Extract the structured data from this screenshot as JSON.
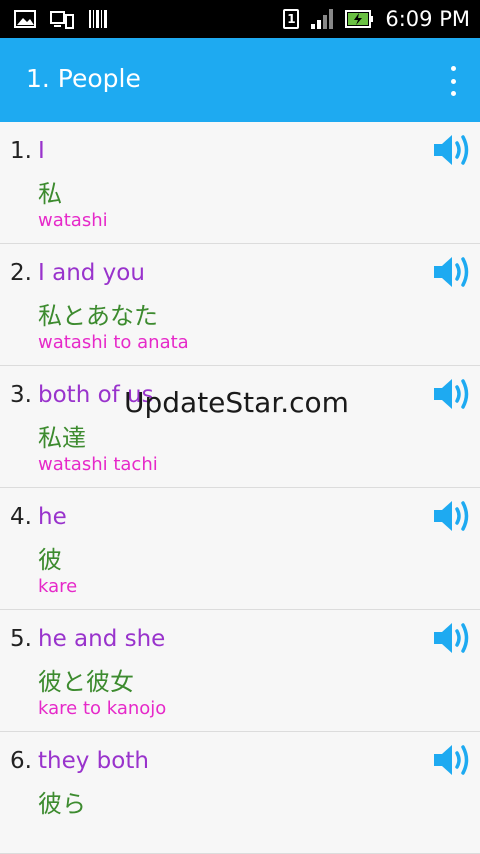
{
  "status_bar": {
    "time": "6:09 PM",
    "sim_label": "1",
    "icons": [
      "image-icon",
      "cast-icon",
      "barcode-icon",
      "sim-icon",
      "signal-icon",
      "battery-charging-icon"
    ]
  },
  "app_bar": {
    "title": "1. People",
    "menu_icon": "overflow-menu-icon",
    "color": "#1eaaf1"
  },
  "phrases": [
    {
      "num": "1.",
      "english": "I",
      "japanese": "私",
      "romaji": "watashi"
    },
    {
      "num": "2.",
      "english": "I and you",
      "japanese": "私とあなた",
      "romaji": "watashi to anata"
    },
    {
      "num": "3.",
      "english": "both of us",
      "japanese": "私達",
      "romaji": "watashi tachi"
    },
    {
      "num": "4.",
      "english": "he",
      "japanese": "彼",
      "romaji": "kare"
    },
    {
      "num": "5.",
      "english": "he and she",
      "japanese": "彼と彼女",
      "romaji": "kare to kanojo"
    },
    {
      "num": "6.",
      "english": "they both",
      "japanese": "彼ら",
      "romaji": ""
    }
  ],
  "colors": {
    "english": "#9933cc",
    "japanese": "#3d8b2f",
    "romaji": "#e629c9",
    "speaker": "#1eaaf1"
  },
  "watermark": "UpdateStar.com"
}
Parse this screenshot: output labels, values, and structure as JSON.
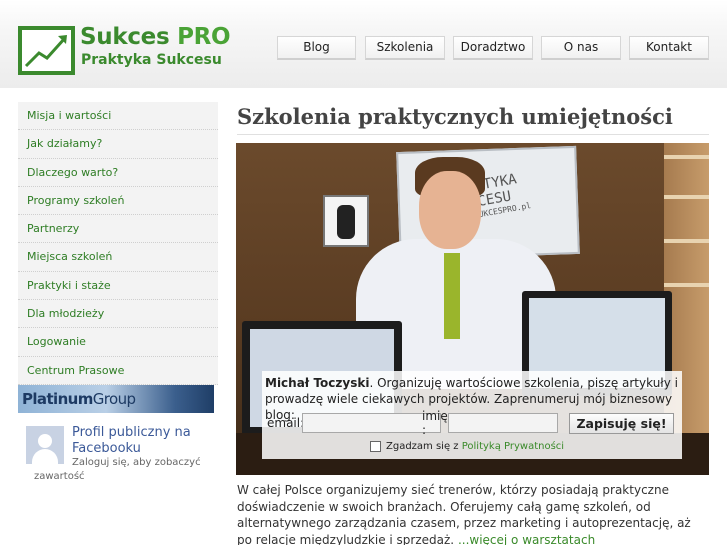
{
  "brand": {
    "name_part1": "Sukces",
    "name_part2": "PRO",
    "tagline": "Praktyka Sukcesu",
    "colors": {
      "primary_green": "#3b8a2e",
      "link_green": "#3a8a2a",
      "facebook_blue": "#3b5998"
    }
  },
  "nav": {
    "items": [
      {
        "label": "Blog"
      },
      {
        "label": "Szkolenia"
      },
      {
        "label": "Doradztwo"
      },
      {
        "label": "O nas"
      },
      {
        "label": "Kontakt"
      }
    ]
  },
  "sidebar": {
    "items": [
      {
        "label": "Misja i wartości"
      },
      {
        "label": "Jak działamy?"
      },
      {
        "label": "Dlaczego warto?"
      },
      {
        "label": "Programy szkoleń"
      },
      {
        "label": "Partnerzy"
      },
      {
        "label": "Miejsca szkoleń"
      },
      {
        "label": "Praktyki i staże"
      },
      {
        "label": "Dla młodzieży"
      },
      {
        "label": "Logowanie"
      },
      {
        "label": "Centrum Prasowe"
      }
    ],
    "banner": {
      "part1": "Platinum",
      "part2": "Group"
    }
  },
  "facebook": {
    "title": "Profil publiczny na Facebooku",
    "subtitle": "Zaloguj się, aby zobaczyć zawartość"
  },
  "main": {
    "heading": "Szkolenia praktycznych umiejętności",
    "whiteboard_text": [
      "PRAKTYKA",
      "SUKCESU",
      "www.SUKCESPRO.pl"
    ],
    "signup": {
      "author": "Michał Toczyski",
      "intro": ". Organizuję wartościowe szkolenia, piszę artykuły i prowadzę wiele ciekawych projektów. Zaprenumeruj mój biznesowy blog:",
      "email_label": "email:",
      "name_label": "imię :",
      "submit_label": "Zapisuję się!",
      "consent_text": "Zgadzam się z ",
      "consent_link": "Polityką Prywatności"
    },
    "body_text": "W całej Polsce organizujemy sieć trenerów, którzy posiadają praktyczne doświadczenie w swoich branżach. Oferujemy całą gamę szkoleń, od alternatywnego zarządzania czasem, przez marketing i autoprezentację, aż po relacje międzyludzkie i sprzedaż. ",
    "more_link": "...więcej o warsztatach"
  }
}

···

PROMPT: Scan the material above for the string "screenshot" and report each line where you find it.

FINAL RESULT:
Extract the structured data from this screenshot as JSON.
Parse this screenshot: output labels, values, and structure as JSON.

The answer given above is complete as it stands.